··· RECORDS FOR PROCESSING
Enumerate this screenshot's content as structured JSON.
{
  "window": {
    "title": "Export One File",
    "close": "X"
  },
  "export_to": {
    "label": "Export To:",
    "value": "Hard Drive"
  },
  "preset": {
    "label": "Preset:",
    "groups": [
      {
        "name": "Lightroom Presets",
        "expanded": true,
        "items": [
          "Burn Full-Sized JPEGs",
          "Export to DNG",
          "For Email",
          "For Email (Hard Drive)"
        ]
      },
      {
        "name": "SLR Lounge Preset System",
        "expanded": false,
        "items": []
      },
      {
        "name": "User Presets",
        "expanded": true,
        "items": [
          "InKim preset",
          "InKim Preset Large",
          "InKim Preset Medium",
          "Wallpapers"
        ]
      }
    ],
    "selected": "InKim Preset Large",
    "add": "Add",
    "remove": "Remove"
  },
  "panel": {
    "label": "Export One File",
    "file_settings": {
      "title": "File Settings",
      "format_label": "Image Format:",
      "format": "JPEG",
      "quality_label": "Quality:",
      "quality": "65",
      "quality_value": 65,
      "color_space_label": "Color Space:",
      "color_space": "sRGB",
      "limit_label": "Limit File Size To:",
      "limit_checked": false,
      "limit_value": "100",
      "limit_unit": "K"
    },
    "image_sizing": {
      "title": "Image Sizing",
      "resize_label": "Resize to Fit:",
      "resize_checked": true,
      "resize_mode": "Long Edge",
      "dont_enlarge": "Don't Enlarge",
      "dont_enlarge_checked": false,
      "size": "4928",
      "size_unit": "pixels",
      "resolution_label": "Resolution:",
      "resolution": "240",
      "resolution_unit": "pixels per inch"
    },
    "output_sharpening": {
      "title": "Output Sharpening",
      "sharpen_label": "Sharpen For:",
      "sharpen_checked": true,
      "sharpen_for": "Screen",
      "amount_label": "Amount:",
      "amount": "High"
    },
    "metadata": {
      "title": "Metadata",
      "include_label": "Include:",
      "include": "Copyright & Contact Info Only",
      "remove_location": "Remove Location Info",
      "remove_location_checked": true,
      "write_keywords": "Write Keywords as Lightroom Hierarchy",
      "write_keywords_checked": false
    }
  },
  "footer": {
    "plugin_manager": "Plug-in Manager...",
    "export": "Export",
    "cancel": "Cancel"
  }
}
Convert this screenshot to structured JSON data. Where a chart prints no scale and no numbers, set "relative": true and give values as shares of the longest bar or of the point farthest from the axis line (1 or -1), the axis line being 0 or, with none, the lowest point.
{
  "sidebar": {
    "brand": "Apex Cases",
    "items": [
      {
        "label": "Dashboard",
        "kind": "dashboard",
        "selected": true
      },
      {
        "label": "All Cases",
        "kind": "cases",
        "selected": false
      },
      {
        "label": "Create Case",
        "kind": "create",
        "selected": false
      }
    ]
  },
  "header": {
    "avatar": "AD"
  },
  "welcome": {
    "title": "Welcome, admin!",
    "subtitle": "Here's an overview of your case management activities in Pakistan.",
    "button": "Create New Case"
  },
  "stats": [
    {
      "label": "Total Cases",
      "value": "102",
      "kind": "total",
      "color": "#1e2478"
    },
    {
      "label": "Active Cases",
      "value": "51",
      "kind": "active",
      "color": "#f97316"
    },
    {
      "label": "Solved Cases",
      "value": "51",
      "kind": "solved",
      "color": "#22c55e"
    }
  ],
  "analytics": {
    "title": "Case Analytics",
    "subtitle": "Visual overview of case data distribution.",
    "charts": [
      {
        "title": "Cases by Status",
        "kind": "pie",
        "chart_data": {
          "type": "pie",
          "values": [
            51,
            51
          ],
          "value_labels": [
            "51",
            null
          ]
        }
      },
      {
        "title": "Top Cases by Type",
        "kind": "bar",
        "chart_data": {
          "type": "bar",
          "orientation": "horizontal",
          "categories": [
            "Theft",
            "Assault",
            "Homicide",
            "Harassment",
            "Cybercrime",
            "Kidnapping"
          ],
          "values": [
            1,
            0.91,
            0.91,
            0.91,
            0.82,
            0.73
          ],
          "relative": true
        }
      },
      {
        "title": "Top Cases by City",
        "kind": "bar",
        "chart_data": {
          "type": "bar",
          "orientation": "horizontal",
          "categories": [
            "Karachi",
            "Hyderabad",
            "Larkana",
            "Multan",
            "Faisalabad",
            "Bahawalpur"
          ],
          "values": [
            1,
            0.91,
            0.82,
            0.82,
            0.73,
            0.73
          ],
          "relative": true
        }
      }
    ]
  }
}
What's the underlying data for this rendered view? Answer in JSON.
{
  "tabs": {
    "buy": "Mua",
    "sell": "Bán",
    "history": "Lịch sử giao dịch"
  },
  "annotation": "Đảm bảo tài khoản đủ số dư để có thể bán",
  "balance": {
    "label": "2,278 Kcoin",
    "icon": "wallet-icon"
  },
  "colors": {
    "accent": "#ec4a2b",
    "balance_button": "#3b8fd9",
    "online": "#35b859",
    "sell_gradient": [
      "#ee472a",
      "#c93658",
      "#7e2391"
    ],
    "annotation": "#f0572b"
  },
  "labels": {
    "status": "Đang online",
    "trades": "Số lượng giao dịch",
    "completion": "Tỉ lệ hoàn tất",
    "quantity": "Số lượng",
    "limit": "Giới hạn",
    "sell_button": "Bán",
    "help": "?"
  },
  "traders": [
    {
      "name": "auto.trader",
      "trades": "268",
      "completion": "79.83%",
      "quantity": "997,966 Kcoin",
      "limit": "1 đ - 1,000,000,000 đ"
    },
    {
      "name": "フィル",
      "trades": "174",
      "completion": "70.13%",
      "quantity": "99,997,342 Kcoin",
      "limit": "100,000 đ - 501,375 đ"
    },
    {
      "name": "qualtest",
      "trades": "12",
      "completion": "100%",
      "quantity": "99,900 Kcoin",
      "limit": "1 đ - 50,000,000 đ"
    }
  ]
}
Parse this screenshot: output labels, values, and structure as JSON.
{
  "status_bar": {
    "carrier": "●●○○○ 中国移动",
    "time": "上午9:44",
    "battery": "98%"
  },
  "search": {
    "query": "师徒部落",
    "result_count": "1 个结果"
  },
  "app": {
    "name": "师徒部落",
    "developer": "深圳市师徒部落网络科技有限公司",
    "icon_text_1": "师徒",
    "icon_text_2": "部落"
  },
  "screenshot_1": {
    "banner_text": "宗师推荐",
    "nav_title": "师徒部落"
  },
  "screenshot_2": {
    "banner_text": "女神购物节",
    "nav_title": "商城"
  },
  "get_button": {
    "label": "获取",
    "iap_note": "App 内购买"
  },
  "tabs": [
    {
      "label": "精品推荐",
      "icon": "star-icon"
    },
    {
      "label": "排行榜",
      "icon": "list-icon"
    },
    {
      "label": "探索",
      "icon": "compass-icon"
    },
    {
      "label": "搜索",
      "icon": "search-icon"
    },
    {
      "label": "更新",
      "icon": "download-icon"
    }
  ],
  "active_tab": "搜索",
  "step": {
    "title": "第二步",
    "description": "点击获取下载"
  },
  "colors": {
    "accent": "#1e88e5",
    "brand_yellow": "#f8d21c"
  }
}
······
== AIM ==
Of the lines above, how many include the word "selected"? Reply with the number only.

== SOLUTION FOR THIS PROBLEM ==
4